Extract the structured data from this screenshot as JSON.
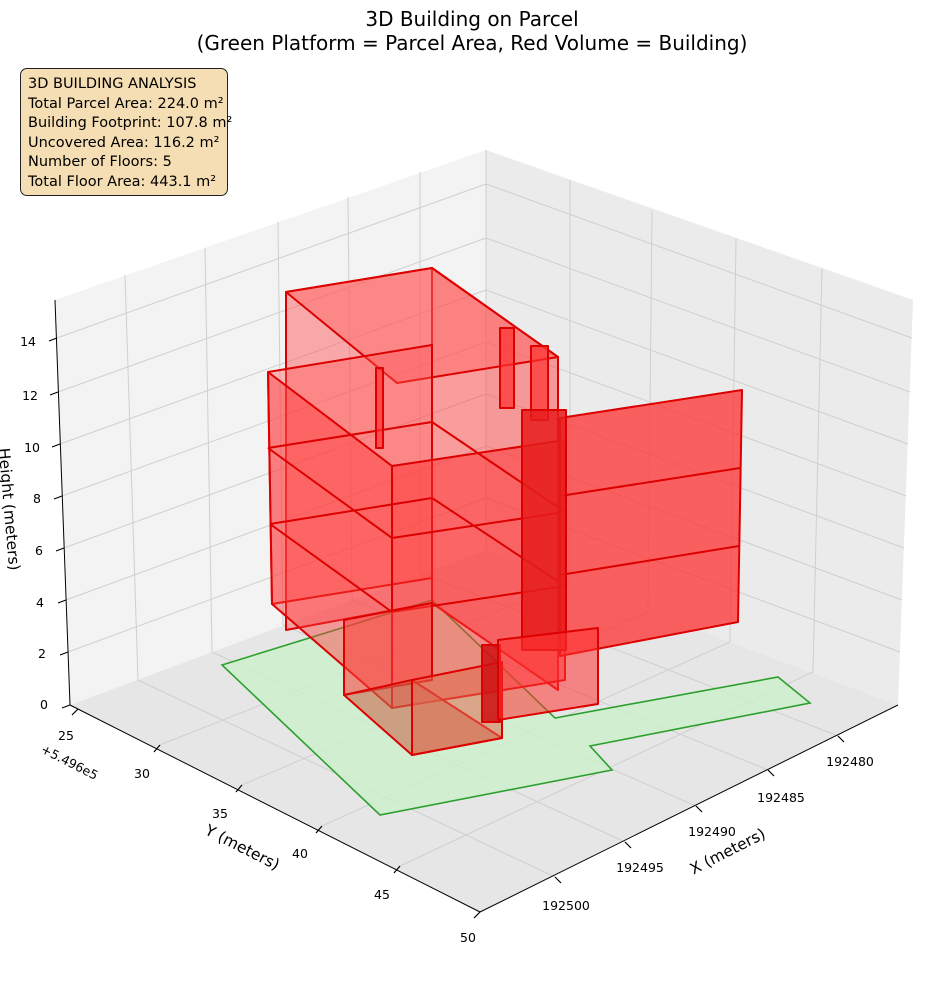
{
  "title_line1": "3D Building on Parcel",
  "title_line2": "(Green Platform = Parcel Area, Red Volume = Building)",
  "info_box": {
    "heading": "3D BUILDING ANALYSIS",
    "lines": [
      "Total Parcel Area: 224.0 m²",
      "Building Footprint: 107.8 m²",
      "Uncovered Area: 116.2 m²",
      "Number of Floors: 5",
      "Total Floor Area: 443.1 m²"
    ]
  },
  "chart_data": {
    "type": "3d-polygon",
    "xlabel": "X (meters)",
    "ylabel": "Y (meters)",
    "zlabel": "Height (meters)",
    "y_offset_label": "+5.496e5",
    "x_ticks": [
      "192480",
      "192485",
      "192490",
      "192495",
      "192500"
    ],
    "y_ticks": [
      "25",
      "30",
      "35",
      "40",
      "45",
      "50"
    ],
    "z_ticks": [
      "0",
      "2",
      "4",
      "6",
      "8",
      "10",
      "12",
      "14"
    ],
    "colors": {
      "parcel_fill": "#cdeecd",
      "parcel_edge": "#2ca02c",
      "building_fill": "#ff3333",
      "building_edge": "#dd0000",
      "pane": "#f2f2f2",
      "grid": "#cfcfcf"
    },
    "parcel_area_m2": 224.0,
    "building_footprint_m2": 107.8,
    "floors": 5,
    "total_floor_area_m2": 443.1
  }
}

----------

PROBLEM TO SOLVE: Repeat the lines above exactly, and keep every picture out.

TASK RESPONSE:
Extract the structured data from this screenshot as JSON.
{
  "title_line1": "3D Building on Parcel",
  "title_line2": "(Green Platform = Parcel Area, Red Volume = Building)",
  "info_box": {
    "heading": "3D BUILDING ANALYSIS",
    "lines": [
      "Total Parcel Area: 224.0 m²",
      "Building Footprint: 107.8 m²",
      "Uncovered Area: 116.2 m²",
      "Number of Floors: 5",
      "Total Floor Area: 443.1 m²"
    ]
  },
  "chart_data": {
    "type": "3d-polygon",
    "xlabel": "X (meters)",
    "ylabel": "Y (meters)",
    "zlabel": "Height (meters)",
    "y_offset_label": "+5.496e5",
    "x_ticks": [
      "192480",
      "192485",
      "192490",
      "192495",
      "192500"
    ],
    "y_ticks": [
      "25",
      "30",
      "35",
      "40",
      "45",
      "50"
    ],
    "z_ticks": [
      "0",
      "2",
      "4",
      "6",
      "8",
      "10",
      "12",
      "14"
    ],
    "colors": {
      "parcel_fill": "#cdeecd",
      "parcel_edge": "#2ca02c",
      "building_fill": "#ff3333",
      "building_edge": "#dd0000",
      "pane": "#f2f2f2",
      "grid": "#cfcfcf"
    },
    "parcel_area_m2": 224.0,
    "building_footprint_m2": 107.8,
    "floors": 5,
    "total_floor_area_m2": 443.1
  }
}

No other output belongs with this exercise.